Instruction> Transcribe each record below word for word.

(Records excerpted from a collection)

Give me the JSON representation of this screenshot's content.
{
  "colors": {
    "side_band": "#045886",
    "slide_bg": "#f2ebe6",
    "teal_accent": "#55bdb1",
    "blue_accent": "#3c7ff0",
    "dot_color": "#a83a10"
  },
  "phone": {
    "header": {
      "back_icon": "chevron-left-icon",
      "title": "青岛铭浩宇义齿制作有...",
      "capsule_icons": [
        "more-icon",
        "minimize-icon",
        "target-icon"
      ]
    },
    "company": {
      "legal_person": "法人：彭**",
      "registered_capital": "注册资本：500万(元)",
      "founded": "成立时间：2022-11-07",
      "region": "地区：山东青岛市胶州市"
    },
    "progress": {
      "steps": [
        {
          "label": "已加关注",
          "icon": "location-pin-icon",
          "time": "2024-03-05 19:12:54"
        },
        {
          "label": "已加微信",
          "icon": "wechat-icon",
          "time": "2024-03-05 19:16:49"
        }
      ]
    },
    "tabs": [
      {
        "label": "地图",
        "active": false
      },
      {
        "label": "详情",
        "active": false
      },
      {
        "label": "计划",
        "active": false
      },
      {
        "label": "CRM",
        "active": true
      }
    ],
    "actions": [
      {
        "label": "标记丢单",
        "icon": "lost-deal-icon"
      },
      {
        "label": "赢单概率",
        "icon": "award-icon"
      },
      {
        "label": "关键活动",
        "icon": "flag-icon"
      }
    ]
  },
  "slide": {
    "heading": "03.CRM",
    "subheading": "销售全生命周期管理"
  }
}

Solution for this problem>
Give me the JSON representation of this screenshot's content.
{
  "colors": {
    "side_band": "#045886",
    "slide_bg": "#f2ebe6",
    "teal_accent": "#55bdb1",
    "blue_accent": "#3c7ff0",
    "dot_color": "#a83a10"
  },
  "phone": {
    "header": {
      "back_icon": "chevron-left-icon",
      "title": "青岛铭浩宇义齿制作有...",
      "capsule_icons": [
        "more-icon",
        "minimize-icon",
        "target-icon"
      ]
    },
    "company": {
      "legal_person": "法人：彭**",
      "registered_capital": "注册资本：500万(元)",
      "founded": "成立时间：2022-11-07",
      "region": "地区：山东青岛市胶州市"
    },
    "progress": {
      "steps": [
        {
          "label": "已加关注",
          "icon": "location-pin-icon",
          "time": "2024-03-05 19:12:54"
        },
        {
          "label": "已加微信",
          "icon": "wechat-icon",
          "time": "2024-03-05 19:16:49"
        }
      ]
    },
    "tabs": [
      {
        "label": "地图",
        "active": false
      },
      {
        "label": "详情",
        "active": false
      },
      {
        "label": "计划",
        "active": false
      },
      {
        "label": "CRM",
        "active": true
      }
    ],
    "actions": [
      {
        "label": "标记丢单",
        "icon": "lost-deal-icon"
      },
      {
        "label": "赢单概率",
        "icon": "award-icon"
      },
      {
        "label": "关键活动",
        "icon": "flag-icon"
      }
    ]
  },
  "slide": {
    "heading": "03.CRM",
    "subheading": "销售全生命周期管理"
  }
}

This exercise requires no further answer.